**AIM:**
Reproduce only the lines of the entries starting with the line with "Patent image size: (1369, 893)." and going on through the line with "The hairpin torsion door spring 9 is", with "top view" renamed to "plan view" and nothing else altered.

+===+

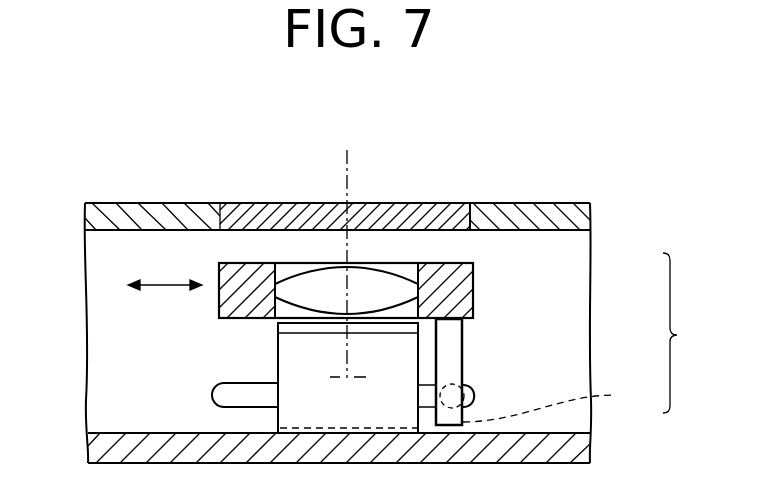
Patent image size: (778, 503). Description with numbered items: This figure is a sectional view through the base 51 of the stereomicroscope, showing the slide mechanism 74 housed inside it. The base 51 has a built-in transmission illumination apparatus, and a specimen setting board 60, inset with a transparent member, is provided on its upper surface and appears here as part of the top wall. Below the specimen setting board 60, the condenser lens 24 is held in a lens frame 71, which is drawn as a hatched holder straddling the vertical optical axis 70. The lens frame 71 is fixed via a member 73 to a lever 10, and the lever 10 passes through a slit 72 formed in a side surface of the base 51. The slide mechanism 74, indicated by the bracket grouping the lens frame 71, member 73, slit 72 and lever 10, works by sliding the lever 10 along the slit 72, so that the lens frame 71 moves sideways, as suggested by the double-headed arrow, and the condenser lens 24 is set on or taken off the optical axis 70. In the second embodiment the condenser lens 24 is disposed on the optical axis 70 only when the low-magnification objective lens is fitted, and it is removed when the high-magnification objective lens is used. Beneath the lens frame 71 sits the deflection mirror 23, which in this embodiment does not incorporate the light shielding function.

The lever 10 is at (468, 405).
The deflection mirror 23 is at (278, 356).
The condenser lens 24 is at (372, 282).
The base 51 is at (535, 212).
The specimen setting board 60 is at (447, 207).
The optical axis 70 is at (346, 170).
The lens frame 71 is at (463, 282).
The slit 72 is at (476, 396).
The member 73 is at (452, 343).
The slide mechanism 74 is at (472, 340).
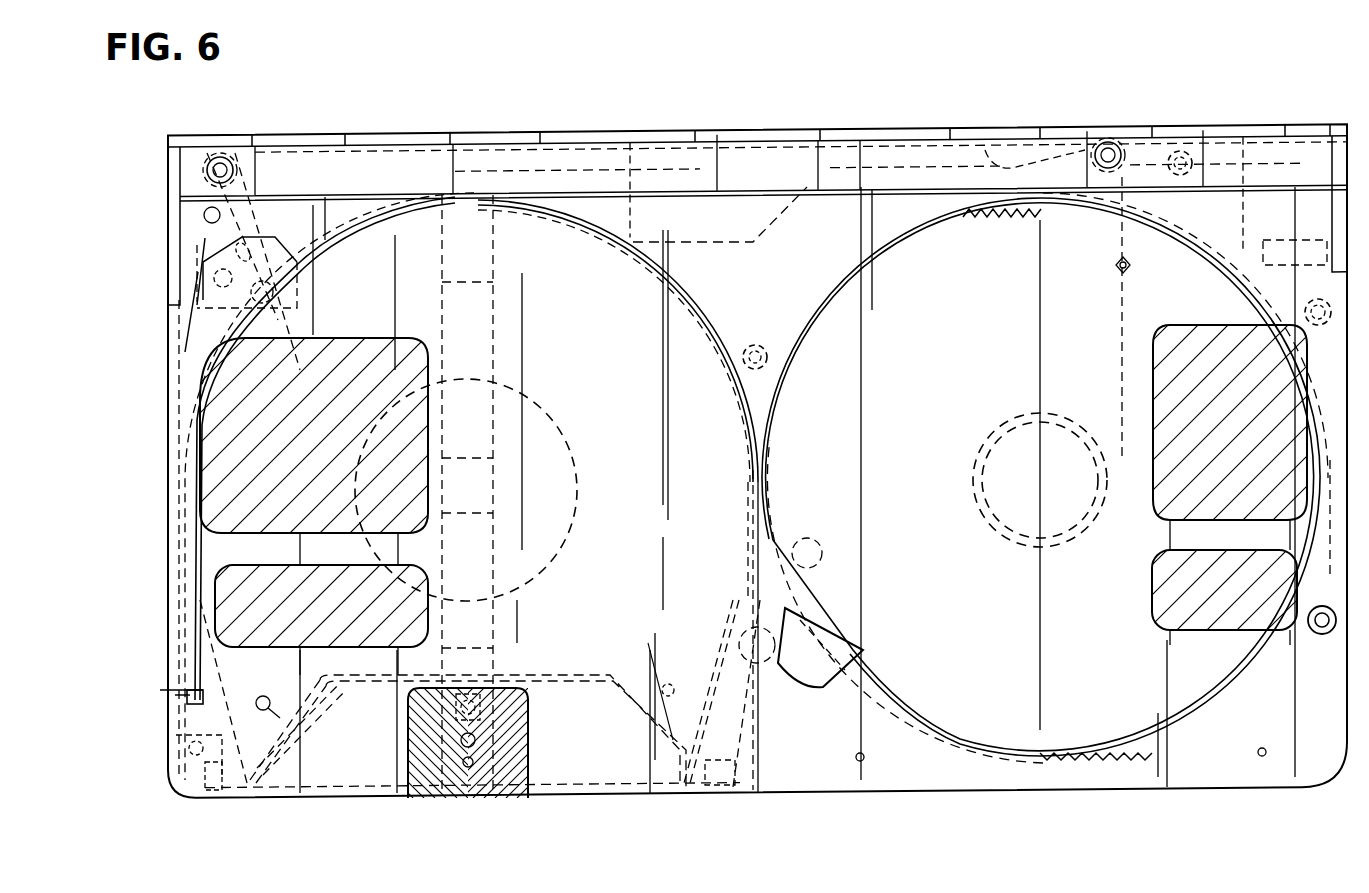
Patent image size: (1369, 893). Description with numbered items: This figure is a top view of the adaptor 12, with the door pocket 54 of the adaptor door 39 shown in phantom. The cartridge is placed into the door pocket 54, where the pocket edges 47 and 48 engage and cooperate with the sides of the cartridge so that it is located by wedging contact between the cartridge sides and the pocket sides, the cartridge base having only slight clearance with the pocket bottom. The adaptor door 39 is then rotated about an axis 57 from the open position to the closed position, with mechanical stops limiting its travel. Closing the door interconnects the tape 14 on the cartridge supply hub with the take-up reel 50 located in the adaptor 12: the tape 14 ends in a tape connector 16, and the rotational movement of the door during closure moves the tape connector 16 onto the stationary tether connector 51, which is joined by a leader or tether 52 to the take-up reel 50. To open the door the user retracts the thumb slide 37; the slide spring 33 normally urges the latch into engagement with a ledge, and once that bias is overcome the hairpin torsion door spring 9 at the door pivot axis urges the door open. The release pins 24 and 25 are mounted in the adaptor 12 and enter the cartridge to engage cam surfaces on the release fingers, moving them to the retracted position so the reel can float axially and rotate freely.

The adaptor 12 is at (932, 100).
The tape 14 is at (1112, 222).
The tape connector 16 is at (1116, 265).
The tether connector 51 is at (1131, 268).
The tether 52 is at (1118, 335).
The take-up reel 50 is at (1035, 548).
The door pocket 54 is at (690, 532).
The pocket edge 48 is at (732, 635).
The release pin 24 is at (663, 684).
The adaptor door 39 is at (762, 702).
The axis 57 is at (738, 786).
The thumb slide 37 is at (493, 796).
The slide spring 33 is at (517, 775).
The release pin 25 is at (288, 720).
The pocket edge 47 is at (220, 672).
The hairpin torsion door spring 9 is at (195, 702).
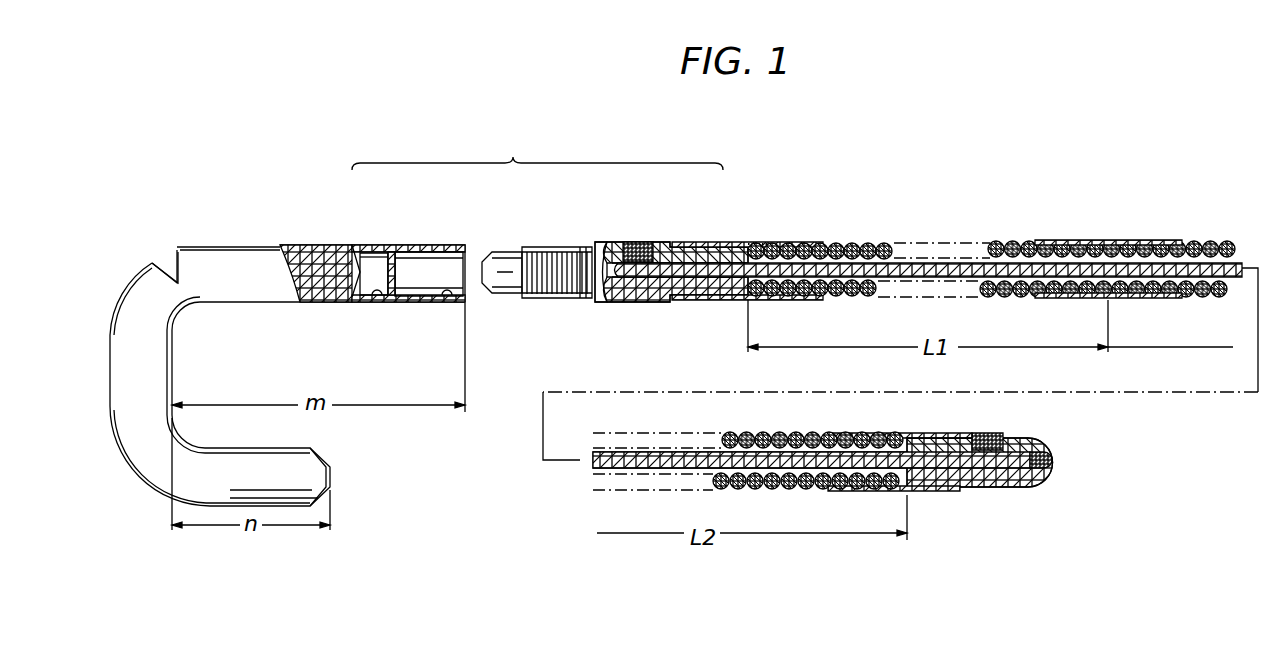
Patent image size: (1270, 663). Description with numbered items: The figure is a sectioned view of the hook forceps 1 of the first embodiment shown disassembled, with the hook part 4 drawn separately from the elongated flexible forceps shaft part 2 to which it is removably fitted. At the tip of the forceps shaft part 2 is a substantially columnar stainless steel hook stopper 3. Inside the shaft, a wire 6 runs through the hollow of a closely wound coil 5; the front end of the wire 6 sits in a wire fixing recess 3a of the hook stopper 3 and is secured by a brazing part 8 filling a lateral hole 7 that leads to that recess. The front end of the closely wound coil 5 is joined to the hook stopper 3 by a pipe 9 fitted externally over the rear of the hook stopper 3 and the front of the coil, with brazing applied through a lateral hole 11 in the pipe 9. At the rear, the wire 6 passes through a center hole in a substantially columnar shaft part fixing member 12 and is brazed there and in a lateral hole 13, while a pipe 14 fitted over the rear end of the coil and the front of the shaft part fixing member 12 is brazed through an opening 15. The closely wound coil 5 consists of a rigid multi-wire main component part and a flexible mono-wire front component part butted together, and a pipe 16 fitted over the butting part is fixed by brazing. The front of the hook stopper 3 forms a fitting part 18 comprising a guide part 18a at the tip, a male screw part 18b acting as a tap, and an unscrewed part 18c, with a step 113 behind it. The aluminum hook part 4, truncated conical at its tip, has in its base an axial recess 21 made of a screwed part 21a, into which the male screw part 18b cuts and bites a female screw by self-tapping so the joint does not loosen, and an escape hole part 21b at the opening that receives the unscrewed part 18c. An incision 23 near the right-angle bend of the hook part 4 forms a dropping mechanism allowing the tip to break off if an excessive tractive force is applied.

The hook forceps 1 is at (537, 151).
The forceps shaft part 2 is at (704, 243).
The hook stopper 3 is at (648, 301).
The wire fixing recess 3a is at (720, 268).
The hook part 4 is at (336, 245).
The closely wound coil 5 is at (878, 249).
The wire 6 is at (900, 272).
The lateral hole 7 is at (629, 243).
The brazing part 8 is at (651, 243).
The pipe 9 is at (797, 297).
The lateral hole 11 is at (768, 244).
The shaft part fixing member 12 is at (1004, 480).
The lateral hole 13 is at (995, 434).
The pipe 14 is at (940, 491).
The opening 15 is at (915, 438).
The pipe 16 is at (1166, 297).
The fitting part 18 is at (538, 315).
The guide part 18a is at (510, 295).
The male screw part 18b is at (548, 298).
The unscrewed part 18c is at (584, 300).
The recess 21 is at (453, 351).
The screwed part 21a is at (374, 293).
The escape hole part 21b is at (447, 295).
The incision 23 is at (176, 252).
The step 113 is at (600, 290).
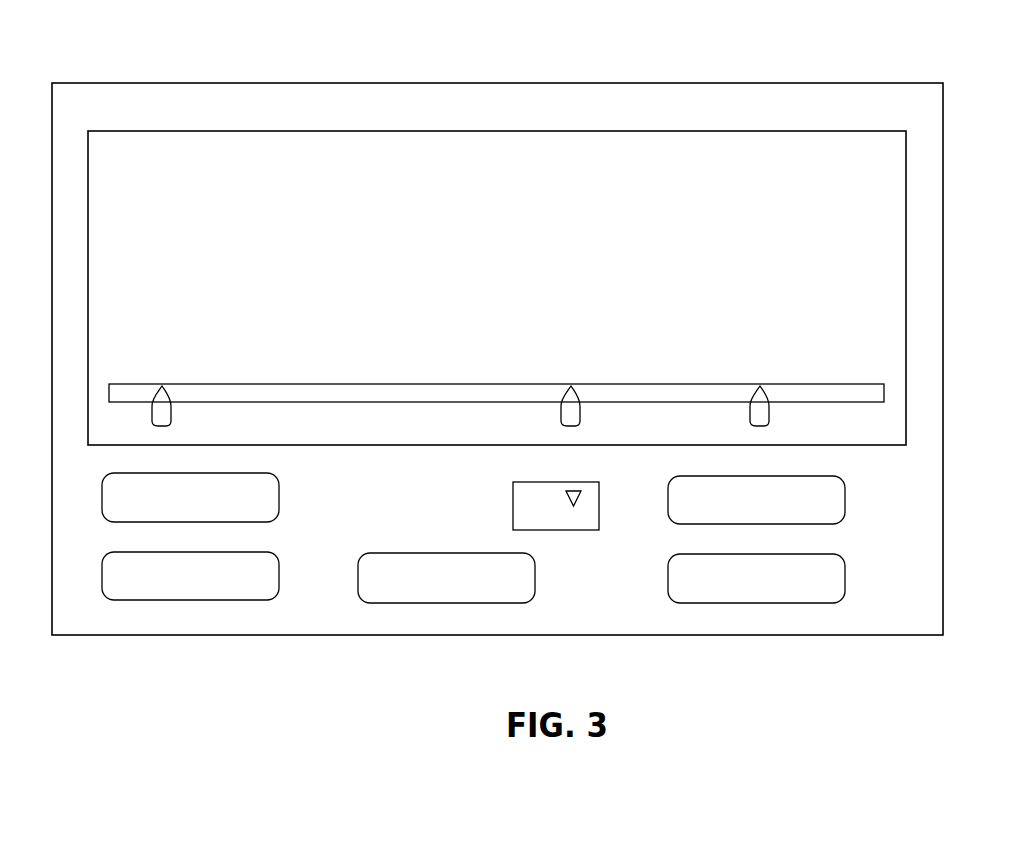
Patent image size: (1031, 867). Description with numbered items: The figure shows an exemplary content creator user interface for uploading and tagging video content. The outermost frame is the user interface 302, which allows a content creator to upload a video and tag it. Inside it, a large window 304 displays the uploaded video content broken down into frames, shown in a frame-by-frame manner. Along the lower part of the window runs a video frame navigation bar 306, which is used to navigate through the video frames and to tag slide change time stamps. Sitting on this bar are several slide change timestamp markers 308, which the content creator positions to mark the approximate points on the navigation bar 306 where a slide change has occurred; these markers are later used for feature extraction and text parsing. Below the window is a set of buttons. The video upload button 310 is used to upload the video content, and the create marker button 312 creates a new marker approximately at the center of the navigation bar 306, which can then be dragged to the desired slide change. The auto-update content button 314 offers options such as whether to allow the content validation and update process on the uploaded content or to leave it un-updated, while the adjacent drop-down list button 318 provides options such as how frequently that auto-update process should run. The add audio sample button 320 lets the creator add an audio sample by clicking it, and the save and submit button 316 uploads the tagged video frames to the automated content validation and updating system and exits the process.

The user interface 302 is at (944, 132).
The window 304 is at (906, 207).
The video frame navigation bar 306 is at (884, 393).
The slide change timestamp markers 308 is at (167, 396).
The video upload button 310 is at (279, 492).
The create marker button 312 is at (279, 572).
The auto-update content button 314 is at (845, 494).
The save and submit button 316 is at (845, 578).
The drop-down list button 318 is at (600, 494).
The add audio sample button 320 is at (535, 578).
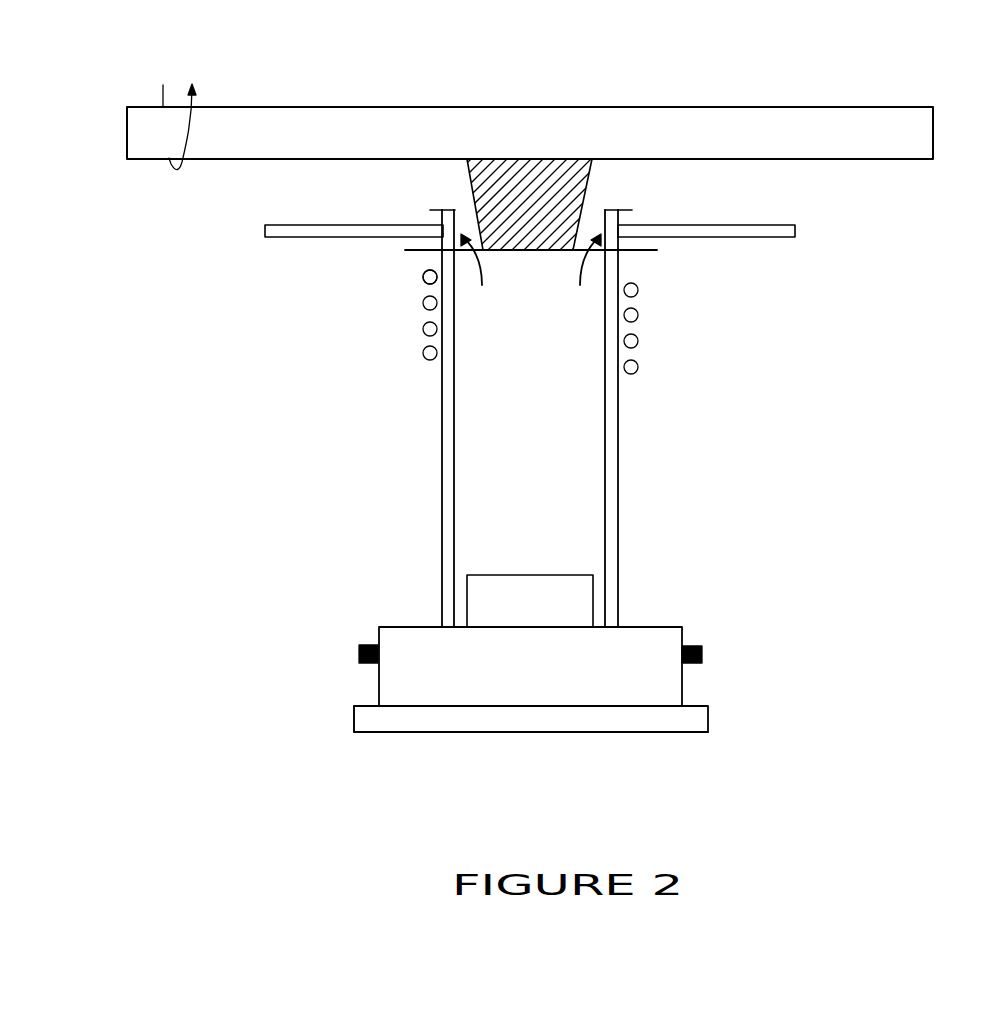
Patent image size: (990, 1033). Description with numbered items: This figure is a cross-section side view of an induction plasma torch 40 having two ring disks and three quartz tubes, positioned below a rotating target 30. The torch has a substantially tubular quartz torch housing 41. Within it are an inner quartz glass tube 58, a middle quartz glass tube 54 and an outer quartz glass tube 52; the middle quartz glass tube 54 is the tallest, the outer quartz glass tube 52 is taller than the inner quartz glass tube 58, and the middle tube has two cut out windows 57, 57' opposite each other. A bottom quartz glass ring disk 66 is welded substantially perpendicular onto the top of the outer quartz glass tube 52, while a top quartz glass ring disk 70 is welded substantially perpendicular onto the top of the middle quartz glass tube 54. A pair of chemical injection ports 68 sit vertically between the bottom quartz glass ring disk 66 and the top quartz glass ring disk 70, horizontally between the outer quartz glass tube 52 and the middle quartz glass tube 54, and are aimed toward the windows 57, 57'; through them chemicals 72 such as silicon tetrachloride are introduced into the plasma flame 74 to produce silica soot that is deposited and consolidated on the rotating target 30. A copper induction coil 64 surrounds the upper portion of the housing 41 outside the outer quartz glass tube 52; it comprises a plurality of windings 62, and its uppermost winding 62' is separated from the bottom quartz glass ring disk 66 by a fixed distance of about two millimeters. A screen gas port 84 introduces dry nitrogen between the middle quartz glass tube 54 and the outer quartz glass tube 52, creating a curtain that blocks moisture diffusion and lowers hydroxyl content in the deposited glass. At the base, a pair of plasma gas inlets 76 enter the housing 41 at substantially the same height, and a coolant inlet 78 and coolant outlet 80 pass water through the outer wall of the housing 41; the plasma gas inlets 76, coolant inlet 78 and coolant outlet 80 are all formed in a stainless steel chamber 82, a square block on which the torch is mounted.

The rotating target 30 is at (530, 114).
The plasma flame 74 is at (660, 149).
The top quartz glass ring disk 70 is at (604, 196).
The chemical injection ports 68 is at (501, 254).
The chemicals 72 is at (265, 229).
The bottom quartz glass ring disk 66 is at (400, 277).
The outer quartz glass tube 52 is at (442, 497).
The middle quartz glass tube 54 is at (455, 513).
The torch housing 41 is at (428, 438).
The induction plasma torch 40 is at (748, 406).
The cut out windows 57 is at (481, 277).
The cut out window 57' is at (581, 277).
The windings 62 is at (265, 318).
The uppermost winding 62' is at (384, 303).
The induction coil 64 is at (666, 322).
The inner quartz glass tube 58 is at (593, 601).
The screen gas port 84 is at (438, 608).
The plasma gas inlets 76 is at (359, 653).
The coolant inlet 78 is at (708, 718).
The coolant outlet 80 is at (354, 717).
The chamber 82 is at (632, 732).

+===+

**ANSWER TO THIS EXERCISE:**
Patent image size: (1369, 893). Description with numbered items: This figure is a plan view of the adaptor 12, with the door pocket 54 of the adaptor door 39 shown in phantom. The cartridge is placed into the door pocket 54, where the pocket edges 47 and 48 engage and cooperate with the sides of the cartridge so that it is located by wedging contact between the cartridge sides and the pocket sides, the cartridge base having only slight clearance with the pocket bottom. The adaptor door 39 is then rotated about an axis 57 from the open position to the closed position, with mechanical stops limiting its travel. Closing the door interconnects the tape 14 on the cartridge supply hub with the take-up reel 50 located in the adaptor 12: the tape 14 ends in a tape connector 16, and the rotational movement of the door during closure moves the tape connector 16 onto the stationary tether connector 51, which is joined by a leader or tether 52 to the take-up reel 50. To open the door the user retracts the thumb slide 37; the slide spring 33 normally urges the latch into engagement with a ledge, and once that bias is overcome the hairpin torsion door spring 9 at the door pivot axis urges the door open. The release pins 24 and 25 are mounted in the adaptor 12 and enter the cartridge to engage cam surfaces on the release fingers, moving them to the retracted position so the reel can float axially and rotate freely.

The adaptor 12 is at (932, 100).
The tape 14 is at (1112, 222).
The tape connector 16 is at (1116, 265).
The tether connector 51 is at (1131, 268).
The tether 52 is at (1118, 335).
The take-up reel 50 is at (1035, 548).
The door pocket 54 is at (690, 532).
The pocket edge 48 is at (732, 635).
The release pin 24 is at (663, 684).
The adaptor door 39 is at (762, 702).
The axis 57 is at (738, 786).
The thumb slide 37 is at (493, 796).
The slide spring 33 is at (517, 775).
The release pin 25 is at (288, 720).
The pocket edge 47 is at (220, 672).
The hairpin torsion door spring 9 is at (195, 702).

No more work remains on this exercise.